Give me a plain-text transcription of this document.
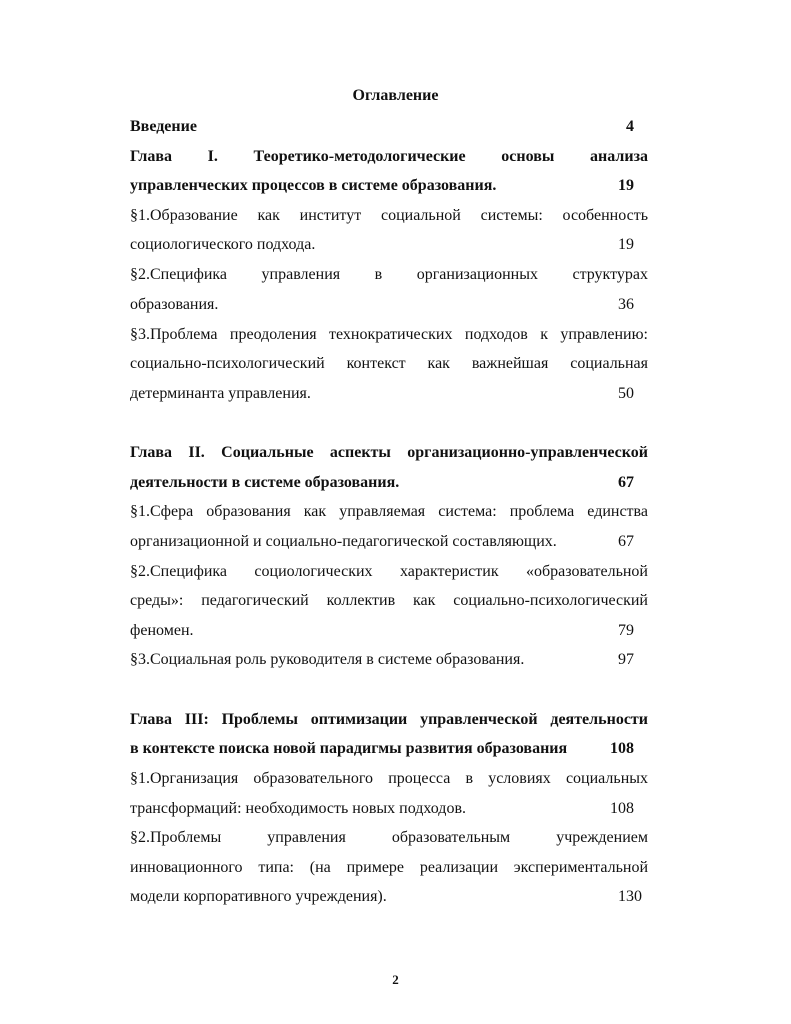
Оглавление
Введение	4
Глава I. Теоретико-методологические основы анализа
управленческих процессов в системе образования.	19
§1.Образование как институт социальной системы: особенность
социологического подхода.	19
§2.Специфика управления в организационных структурах
образования.	36
§3.Проблема преодоления технократических подходов к управлению:
социально-психологический контекст как важнейшая социальная
детерминанта управления.	50
Глава II. Социальные аспекты организационно-управленческой
деятельности в системе образования.	67
§1.Сфера образования как управляемая система: проблема единства
организационной и социально-педагогической составляющих.	67
§2.Специфика социологических характеристик «образовательной
среды»: педагогический коллектив как социально-психологический
феномен.	79
§3.Социальная роль руководителя в системе образования.	97
Глава III: Проблемы оптимизации управленческой деятельности
в контексте поиска новой парадигмы развития образования	108
§1.Организация образовательного процесса в условиях социальных
трансформаций: необходимость новых подходов.	108
§2.Проблемы управления образовательным учреждением
инновационного типа: (на примере реализации экспериментальной
модели корпоративного учреждения).	130
2
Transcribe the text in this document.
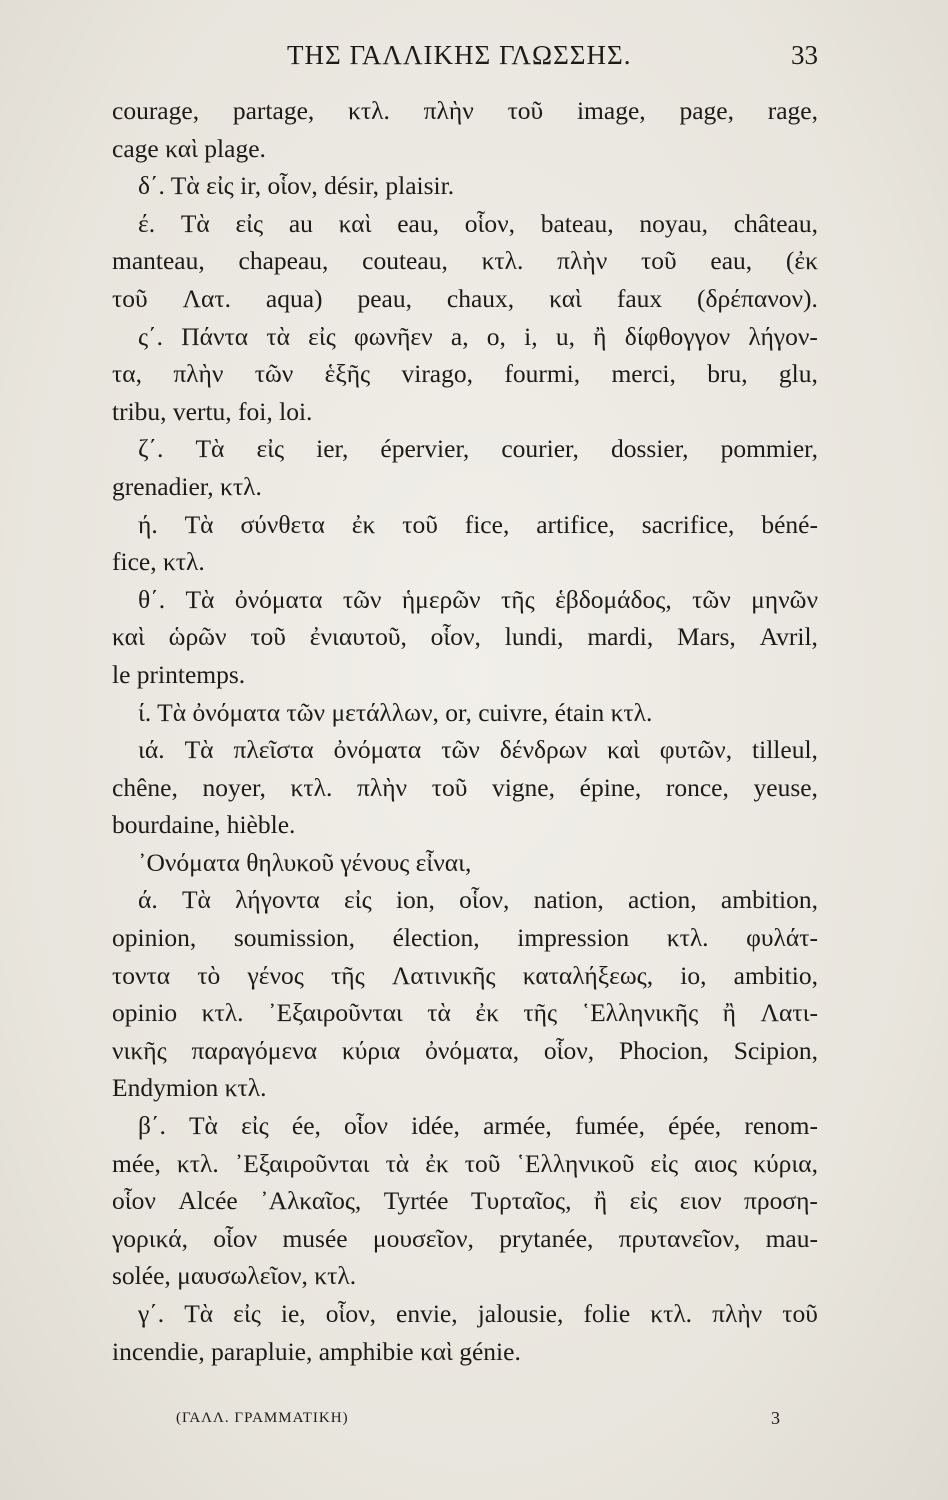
ΤΗΣ ΓΑΛΛΙΚΗΣ ΓΛΩΣΣΗΣ.	33
courage, partage, κτλ. πλὴν τοῦ image, page, rage,
cage καὶ plage.
δ΄. Τὰ εἰς ir, οἷον, désir, plaisir.
έ. Τὰ εἰς au καὶ eau, οἷον, bateau, noyau, château,
manteau, chapeau, couteau, κτλ. πλὴν τοῦ eau, (ἐκ
τοῦ Λατ. aqua) peau, chaux, καὶ faux (δρέπανον).
ς΄. Πάντα τὰ εἰς φωνῆεν a, o, i, u, ἢ δίφθογγον λήγον-
τα, πλὴν τῶν ἑξῆς virago, fourmi, merci, bru, glu,
tribu, vertu, foi, loi.
ζ΄. Τὰ εἰς ier, épervier, courier, dossier, pommier,
grenadier, κτλ.
ή. Τὰ σύνθετα ἐκ τοῦ fice, artifice, sacrifice, béné-
fice, κτλ.
θ΄. Τὰ ὀνόματα τῶν ἡμερῶν τῆς ἑβδομάδος, τῶν μηνῶν
καὶ ὡρῶν τοῦ ἐνιαυτοῦ, οἷον, lundi, mardi, Mars, Avril,
le printemps.
ί. Τὰ ὀνόματα τῶν μετάλλων, or, cuivre, étain κτλ.
ιά. Τὰ πλεῖστα ὀνόματα τῶν δένδρων καὶ φυτῶν, tilleul,
chêne, noyer, κτλ. πλὴν τοῦ vigne, épine, ronce, yeuse,
bourdaine, hièble.
᾿Ονόματα θηλυκοῦ γένους εἶναι,
ά. Τὰ λήγοντα εἰς ion, οἷον, nation, action, ambition,
opinion, soumission, élection, impression κτλ. φυλάτ-
τοντα τὸ γένος τῆς Λατινικῆς καταλήξεως, io, ambitio,
opinio κτλ. ᾿Εξαιροῦνται τὰ ἐκ τῆς ῾Ελληνικῆς ἢ Λατι-
νικῆς παραγόμενα κύρια ὀνόματα, οἷον, Phocion, Scipion,
Endymion κτλ.
β΄. Τὰ εἰς ée, οἷον idée, armée, fumée, épée, renom-
mée, κτλ. ᾿Εξαιροῦνται τὰ ἐκ τοῦ ῾Ελληνικοῦ εἰς αιος κύρια,
οἷον Alcée ᾿Αλκαῖος, Tyrtée Τυρταῖος, ἢ εἰς ειον προση-
γορικά, οἷον musée μουσεῖον, prytanée, πρυτανεῖον, mau-
solée, μαυσωλεῖον, κτλ.
γ΄. Τὰ εἰς ie, οἷον, envie, jalousie, folie κτλ. πλὴν τοῦ
incendie, parapluie, amphibie καὶ génie.
(ΓΑΛΛ. ΓΡΑΜΜΑΤΙΚΗ)	3
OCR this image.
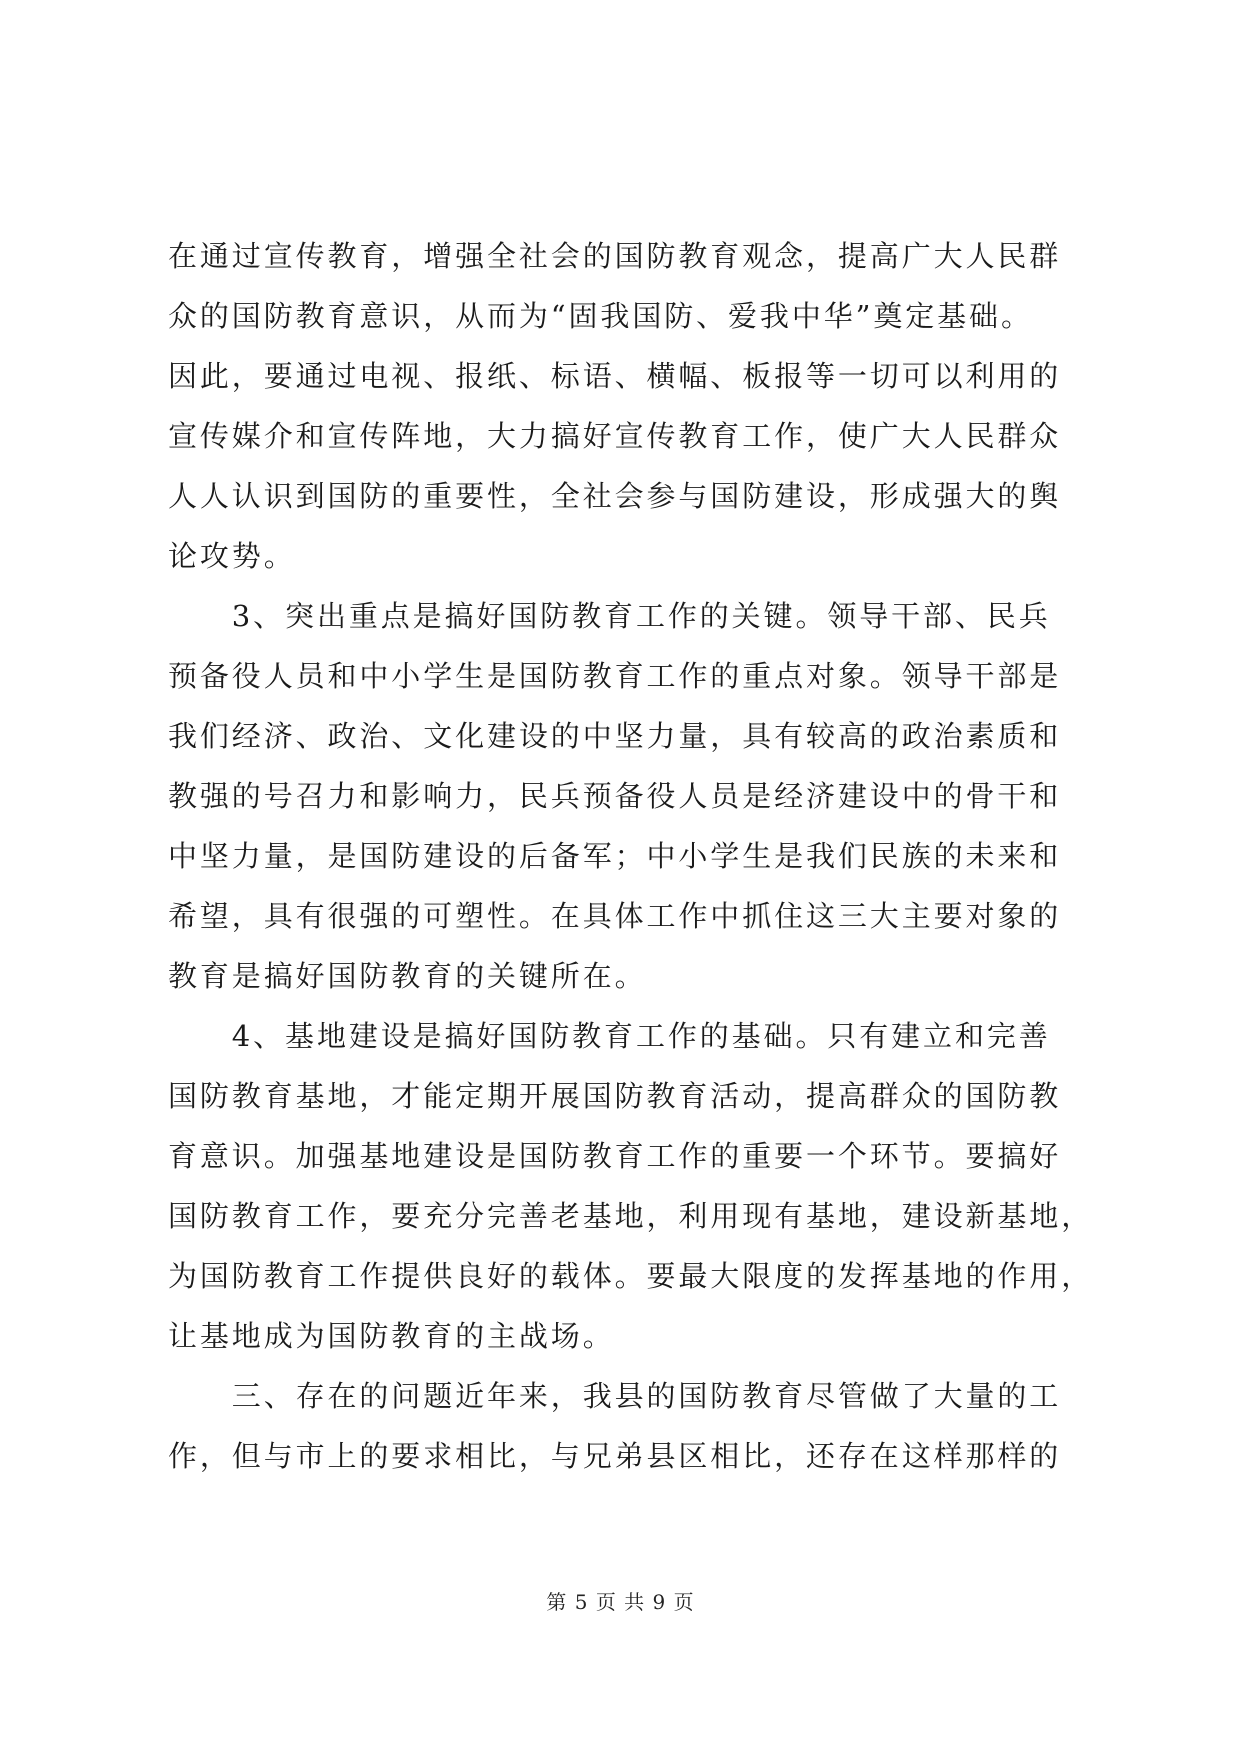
在通过宣传教育，增强全社会的国防教育观念，提高广大人民群
众的国防教育意识，从而为“固我国防、爱我中华”奠定基础。
因此，要通过电视、报纸、标语、横幅、板报等一切可以利用的
宣传媒介和宣传阵地，大力搞好宣传教育工作，使广大人民群众
人人认识到国防的重要性，全社会参与国防建设，形成强大的舆
论攻势。
　　3、突出重点是搞好国防教育工作的关键。领导干部、民兵
预备役人员和中小学生是国防教育工作的重点对象。领导干部是
我们经济、政治、文化建设的中坚力量，具有较高的政治素质和
教强的号召力和影响力，民兵预备役人员是经济建设中的骨干和
中坚力量，是国防建设的后备军；中小学生是我们民族的未来和
希望，具有很强的可塑性。在具体工作中抓住这三大主要对象的
教育是搞好国防教育的关键所在。
　　4、基地建设是搞好国防教育工作的基础。只有建立和完善
国防教育基地，才能定期开展国防教育活动，提高群众的国防教
育意识。加强基地建设是国防教育工作的重要一个环节。要搞好
国防教育工作，要充分完善老基地，利用现有基地，建设新基地，
为国防教育工作提供良好的载体。要最大限度的发挥基地的作用，
让基地成为国防教育的主战场。
　　三、存在的问题近年来，我县的国防教育尽管做了大量的工
作，但与市上的要求相比，与兄弟县区相比，还存在这样那样的
第 5 页 共 9 页
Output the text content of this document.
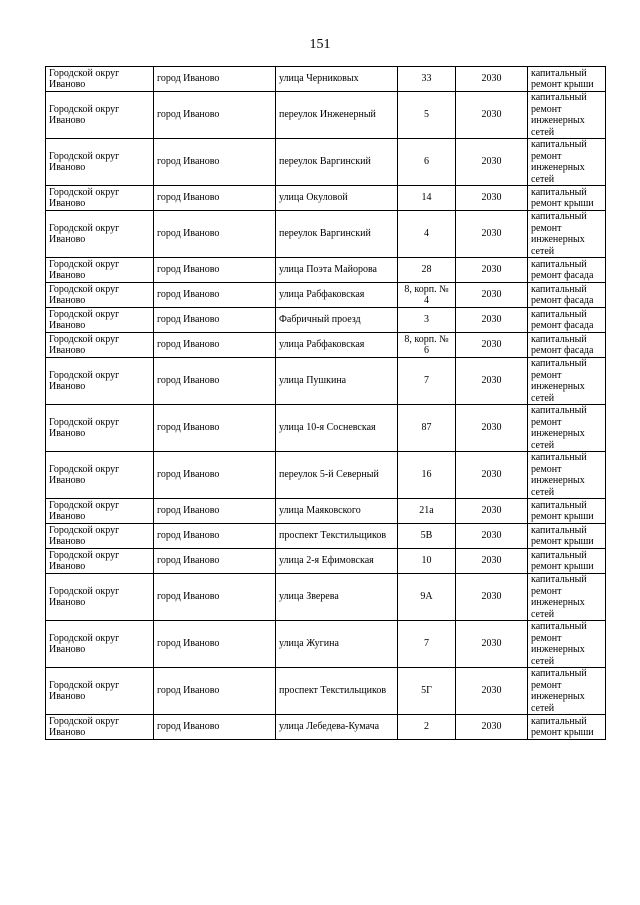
151
Городской округ Иваново	город Иваново	улица Черниковых	33	2030	капитальный ремонт крыши
Городской округ Иваново	город Иваново	переулок Инженерный	5	2030	капитальный ремонт инженерных сетей
Городской округ Иваново	город Иваново	переулок Варгинский	6	2030	капитальный ремонт инженерных сетей
Городской округ Иваново	город Иваново	улица Окуловой	14	2030	капитальный ремонт крыши
Городской округ Иваново	город Иваново	переулок Варгинский	4	2030	капитальный ремонт инженерных сетей
Городской округ Иваново	город Иваново	улица Поэта Майорова	28	2030	капитальный ремонт фасада
Городской округ Иваново	город Иваново	улица Рабфаковская	8, корп. № 4	2030	капитальный ремонт фасада
Городской округ Иваново	город Иваново	Фабричный проезд	3	2030	капитальный ремонт фасада
Городской округ Иваново	город Иваново	улица Рабфаковская	8, корп. № 6	2030	капитальный ремонт фасада
Городской округ Иваново	город Иваново	улица Пушкина	7	2030	капитальный ремонт инженерных сетей
Городской округ Иваново	город Иваново	улица 10-я Сосневская	87	2030	капитальный ремонт инженерных сетей
Городской округ Иваново	город Иваново	переулок 5-й Северный	16	2030	капитальный ремонт инженерных сетей
Городской округ Иваново	город Иваново	улица Маяковского	21а	2030	капитальный ремонт крыши
Городской округ Иваново	город Иваново	проспект Текстильщиков	5В	2030	капитальный ремонт крыши
Городской округ Иваново	город Иваново	улица 2-я Ефимовская	10	2030	капитальный ремонт крыши
Городской округ Иваново	город Иваново	улица Зверева	9А	2030	капитальный ремонт инженерных сетей
Городской округ Иваново	город Иваново	улица Жугина	7	2030	капитальный ремонт инженерных сетей
Городской округ Иваново	город Иваново	проспект Текстильщиков	5Г	2030	капитальный ремонт инженерных сетей
Городской округ Иваново	город Иваново	улица Лебедева-Кумача	2	2030	капитальный ремонт крыши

Exercise prompt: Retype each record exactly as it stands, but do not include the pictures.

Solution:
Give me a plain-text transcription of this document.
Оглавление
Введение	4
Глава I. Теоретико-методологические основы анализа
управленческих процессов в системе образования.	19
§1.Образование как институт социальной системы: особенность
социологического подхода.	19
§2.Специфика управления в организационных структурах
образования.	36
§3.Проблема преодоления технократических подходов к управлению:
социально-психологический контекст как важнейшая социальная
детерминанта управления.	50
Глава II. Социальные аспекты организационно-управленческой
деятельности в системе образования.	67
§1.Сфера образования как управляемая система: проблема единства
организационной и социально-педагогической составляющих.	67
§2.Специфика социологических характеристик «образовательной
среды»: педагогический коллектив как социально-психологический
феномен.	79
§3.Социальная роль руководителя в системе образования.	97
Глава III: Проблемы оптимизации управленческой деятельности
в контексте поиска новой парадигмы развития образования	108
§1.Организация образовательного процесса в условиях социальных
трансформаций: необходимость новых подходов.	108
§2.Проблемы управления образовательным учреждением
инновационного типа: (на примере реализации экспериментальной
модели корпоративного учреждения).	130
2
Transcribe the text in this document.
ΤΗΣ ΓΑΛΛΙΚΗΣ ΓΛΩΣΣΗΣ.	33
courage, partage, κτλ. πλὴν τοῦ image, page, rage,
cage καὶ plage.
δ΄. Τὰ εἰς ir, οἷον, désir, plaisir.
έ. Τὰ εἰς au καὶ eau, οἷον, bateau, noyau, château,
manteau, chapeau, couteau, κτλ. πλὴν τοῦ eau, (ἐκ
τοῦ Λατ. aqua) peau, chaux, καὶ faux (δρέπανον).
ς΄. Πάντα τὰ εἰς φωνῆεν a, o, i, u, ἢ δίφθογγον λήγον-
τα, πλὴν τῶν ἑξῆς virago, fourmi, merci, bru, glu,
tribu, vertu, foi, loi.
ζ΄. Τὰ εἰς ier, épervier, courier, dossier, pommier,
grenadier, κτλ.
ή. Τὰ σύνθετα ἐκ τοῦ fice, artifice, sacrifice, béné-
fice, κτλ.
θ΄. Τὰ ὀνόματα τῶν ἡμερῶν τῆς ἑβδομάδος, τῶν μηνῶν
καὶ ὡρῶν τοῦ ἐνιαυτοῦ, οἷον, lundi, mardi, Mars, Avril,
le printemps.
ί. Τὰ ὀνόματα τῶν μετάλλων, or, cuivre, étain κτλ.
ιά. Τὰ πλεῖστα ὀνόματα τῶν δένδρων καὶ φυτῶν, tilleul,
chêne, noyer, κτλ. πλὴν τοῦ vigne, épine, ronce, yeuse,
bourdaine, hièble.
᾿Ονόματα θηλυκοῦ γένους εἶναι,
ά. Τὰ λήγοντα εἰς ion, οἷον, nation, action, ambition,
opinion, soumission, élection, impression κτλ. φυλάτ-
τοντα τὸ γένος τῆς Λατινικῆς καταλήξεως, io, ambitio,
opinio κτλ. ᾿Εξαιροῦνται τὰ ἐκ τῆς ῾Ελληνικῆς ἢ Λατι-
νικῆς παραγόμενα κύρια ὀνόματα, οἷον, Phocion, Scipion,
Endymion κτλ.
β΄. Τὰ εἰς ée, οἷον idée, armée, fumée, épée, renom-
mée, κτλ. ᾿Εξαιροῦνται τὰ ἐκ τοῦ ῾Ελληνικοῦ εἰς αιος κύρια,
οἷον Alcée ᾿Αλκαῖος, Tyrtée Τυρταῖος, ἢ εἰς ειον προση-
γορικά, οἷον musée μουσεῖον, prytanée, πρυτανεῖον, mau-
solée, μαυσωλεῖον, κτλ.
γ΄. Τὰ εἰς ie, οἷον, envie, jalousie, folie κτλ. πλὴν τοῦ
incendie, parapluie, amphibie καὶ génie.
(ΓΑΛΛ. ΓΡΑΜΜΑΤΙΚΗ)	3
OCR this image.
在通过宣传教育，增强全社会的国防教育观念，提高广大人民群
众的国防教育意识，从而为“固我国防、爱我中华”奠定基础。
因此，要通过电视、报纸、标语、横幅、板报等一切可以利用的
宣传媒介和宣传阵地，大力搞好宣传教育工作，使广大人民群众
人人认识到国防的重要性，全社会参与国防建设，形成强大的舆
论攻势。
　　3、突出重点是搞好国防教育工作的关键。领导干部、民兵
预备役人员和中小学生是国防教育工作的重点对象。领导干部是
我们经济、政治、文化建设的中坚力量，具有较高的政治素质和
教强的号召力和影响力，民兵预备役人员是经济建设中的骨干和
中坚力量，是国防建设的后备军；中小学生是我们民族的未来和
希望，具有很强的可塑性。在具体工作中抓住这三大主要对象的
教育是搞好国防教育的关键所在。
　　4、基地建设是搞好国防教育工作的基础。只有建立和完善
国防教育基地，才能定期开展国防教育活动，提高群众的国防教
育意识。加强基地建设是国防教育工作的重要一个环节。要搞好
国防教育工作，要充分完善老基地，利用现有基地，建设新基地，
为国防教育工作提供良好的载体。要最大限度的发挥基地的作用，
让基地成为国防教育的主战场。
　　三、存在的问题近年来，我县的国防教育尽管做了大量的工
作，但与市上的要求相比，与兄弟县区相比，还存在这样那样的
第 5 页 共 9 页
Output the text content of this document.
151
Городской округ Иваново	город Иваново	улица Черниковых	33	2030	капитальный ремонт крыши
Городской округ Иваново	город Иваново	переулок Инженерный	5	2030	капитальный ремонт инженерных сетей
Городской округ Иваново	город Иваново	переулок Варгинский	6	2030	капитальный ремонт инженерных сетей
Городской округ Иваново	город Иваново	улица Окуловой	14	2030	капитальный ремонт крыши
Городской округ Иваново	город Иваново	переулок Варгинский	4	2030	капитальный ремонт инженерных сетей
Городской округ Иваново	город Иваново	улица Поэта Майорова	28	2030	капитальный ремонт фасада
Городской округ Иваново	город Иваново	улица Рабфаковская	8, корп. № 4	2030	капитальный ремонт фасада
Городской округ Иваново	город Иваново	Фабричный проезд	3	2030	капитальный ремонт фасада
Городской округ Иваново	город Иваново	улица Рабфаковская	8, корп. № 6	2030	капитальный ремонт фасада
Городской округ Иваново	город Иваново	улица Пушкина	7	2030	капитальный ремонт инженерных сетей
Городской округ Иваново	город Иваново	улица 10-я Сосневская	87	2030	капитальный ремонт инженерных сетей
Городской округ Иваново	город Иваново	переулок 5-й Северный	16	2030	капитальный ремонт инженерных сетей
Городской округ Иваново	город Иваново	улица Маяковского	21а	2030	капитальный ремонт крыши
Городской округ Иваново	город Иваново	проспект Текстильщиков	5В	2030	капитальный ремонт крыши
Городской округ Иваново	город Иваново	улица 2-я Ефимовская	10	2030	капитальный ремонт крыши
Городской округ Иваново	город Иваново	улица Зверева	9А	2030	капитальный ремонт инженерных сетей
Городской округ Иваново	город Иваново	улица Жугина	7	2030	капитальный ремонт инженерных сетей
Городской округ Иваново	город Иваново	проспект Текстильщиков	5Г	2030	капитальный ремонт инженерных сетей
Городской округ Иваново	город Иваново	улица Лебедева-Кумача	2	2030	капитальный ремонт крыши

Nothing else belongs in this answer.